◆ **Problem details**
Show every line that has the string "FEMALE" in it.

··· Data excerpts ···

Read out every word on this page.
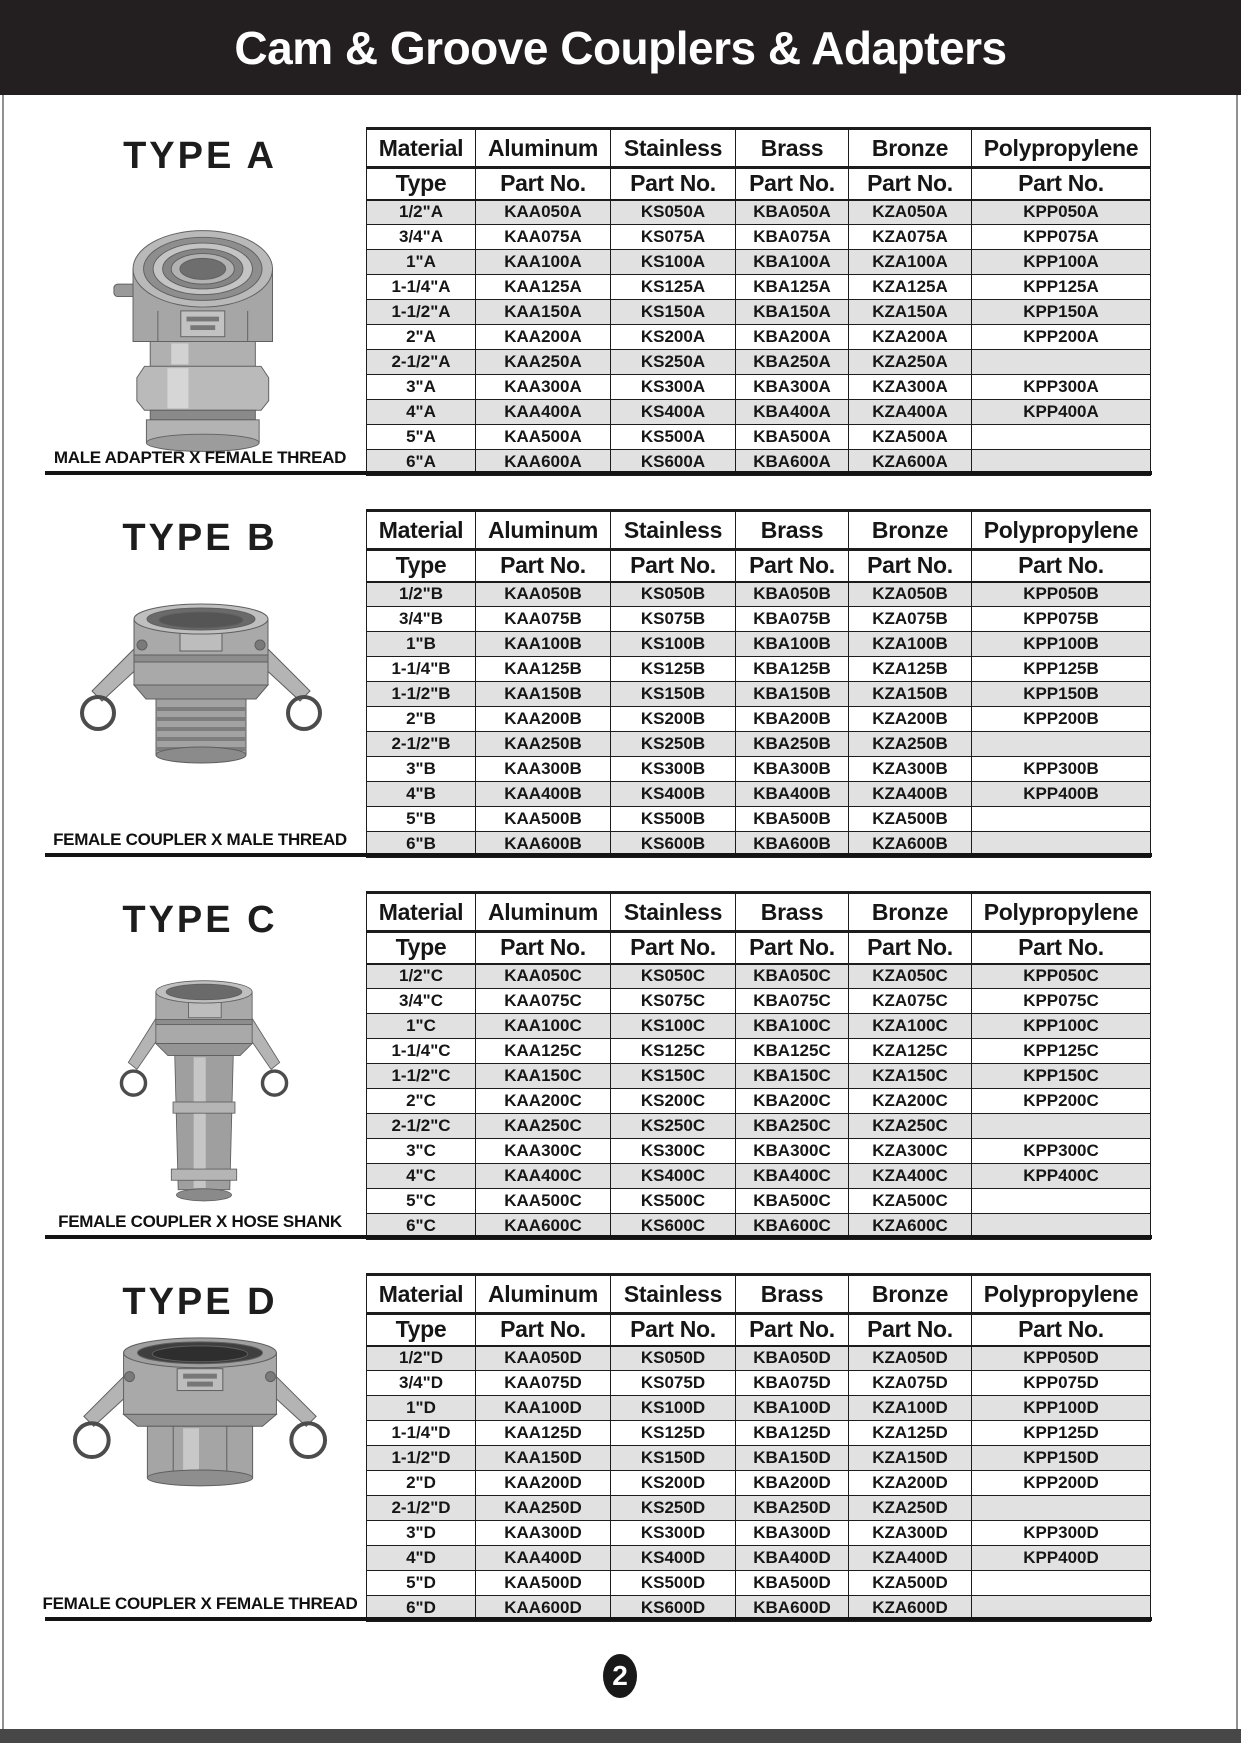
Cam & Groove Couplers & Adapters
TYPE A
MALE ADAPTER X FEMALE THREAD
Material	Aluminum	Stainless	Brass	Bronze	Polypropylene
Type	Part No.	Part No.	Part No.	Part No.	Part No.
1/2"A	KAA050A	KS050A	KBA050A	KZA050A	KPP050A
3/4"A	KAA075A	KS075A	KBA075A	KZA075A	KPP075A
1"A	KAA100A	KS100A	KBA100A	KZA100A	KPP100A
1-1/4"A	KAA125A	KS125A	KBA125A	KZA125A	KPP125A
1-1/2"A	KAA150A	KS150A	KBA150A	KZA150A	KPP150A
2"A	KAA200A	KS200A	KBA200A	KZA200A	KPP200A
2-1/2"A	KAA250A	KS250A	KBA250A	KZA250A	
3"A	KAA300A	KS300A	KBA300A	KZA300A	KPP300A
4"A	KAA400A	KS400A	KBA400A	KZA400A	KPP400A
5"A	KAA500A	KS500A	KBA500A	KZA500A	
6"A	KAA600A	KS600A	KBA600A	KZA600A	
TYPE B
FEMALE COUPLER X MALE THREAD
Material	Aluminum	Stainless	Brass	Bronze	Polypropylene
Type	Part No.	Part No.	Part No.	Part No.	Part No.
1/2"B	KAA050B	KS050B	KBA050B	KZA050B	KPP050B
3/4"B	KAA075B	KS075B	KBA075B	KZA075B	KPP075B
1"B	KAA100B	KS100B	KBA100B	KZA100B	KPP100B
1-1/4"B	KAA125B	KS125B	KBA125B	KZA125B	KPP125B
1-1/2"B	KAA150B	KS150B	KBA150B	KZA150B	KPP150B
2"B	KAA200B	KS200B	KBA200B	KZA200B	KPP200B
2-1/2"B	KAA250B	KS250B	KBA250B	KZA250B	
3"B	KAA300B	KS300B	KBA300B	KZA300B	KPP300B
4"B	KAA400B	KS400B	KBA400B	KZA400B	KPP400B
5"B	KAA500B	KS500B	KBA500B	KZA500B	
6"B	KAA600B	KS600B	KBA600B	KZA600B	
TYPE C
FEMALE COUPLER X HOSE SHANK
Material	Aluminum	Stainless	Brass	Bronze	Polypropylene
Type	Part No.	Part No.	Part No.	Part No.	Part No.
1/2"C	KAA050C	KS050C	KBA050C	KZA050C	KPP050C
3/4"C	KAA075C	KS075C	KBA075C	KZA075C	KPP075C
1"C	KAA100C	KS100C	KBA100C	KZA100C	KPP100C
1-1/4"C	KAA125C	KS125C	KBA125C	KZA125C	KPP125C
1-1/2"C	KAA150C	KS150C	KBA150C	KZA150C	KPP150C
2"C	KAA200C	KS200C	KBA200C	KZA200C	KPP200C
2-1/2"C	KAA250C	KS250C	KBA250C	KZA250C	
3"C	KAA300C	KS300C	KBA300C	KZA300C	KPP300C
4"C	KAA400C	KS400C	KBA400C	KZA400C	KPP400C
5"C	KAA500C	KS500C	KBA500C	KZA500C	
6"C	KAA600C	KS600C	KBA600C	KZA600C	
TYPE D
FEMALE COUPLER X FEMALE THREAD
Material	Aluminum	Stainless	Brass	Bronze	Polypropylene
Type	Part No.	Part No.	Part No.	Part No.	Part No.
1/2"D	KAA050D	KS050D	KBA050D	KZA050D	KPP050D
3/4"D	KAA075D	KS075D	KBA075D	KZA075D	KPP075D
1"D	KAA100D	KS100D	KBA100D	KZA100D	KPP100D
1-1/4"D	KAA125D	KS125D	KBA125D	KZA125D	KPP125D
1-1/2"D	KAA150D	KS150D	KBA150D	KZA150D	KPP150D
2"D	KAA200D	KS200D	KBA200D	KZA200D	KPP200D
2-1/2"D	KAA250D	KS250D	KBA250D	KZA250D	
3"D	KAA300D	KS300D	KBA300D	KZA300D	KPP300D
4"D	KAA400D	KS400D	KBA400D	KZA400D	KPP400D
5"D	KAA500D	KS500D	KBA500D	KZA500D	
6"D	KAA600D	KS600D	KBA600D	KZA600D	
2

···

◆ **Answer for the task**
MALE ADAPTER X FEMALE THREAD
FEMALE COUPLER X MALE THREAD
FEMALE COUPLER X HOSE SHANK
FEMALE COUPLER X FEMALE THREAD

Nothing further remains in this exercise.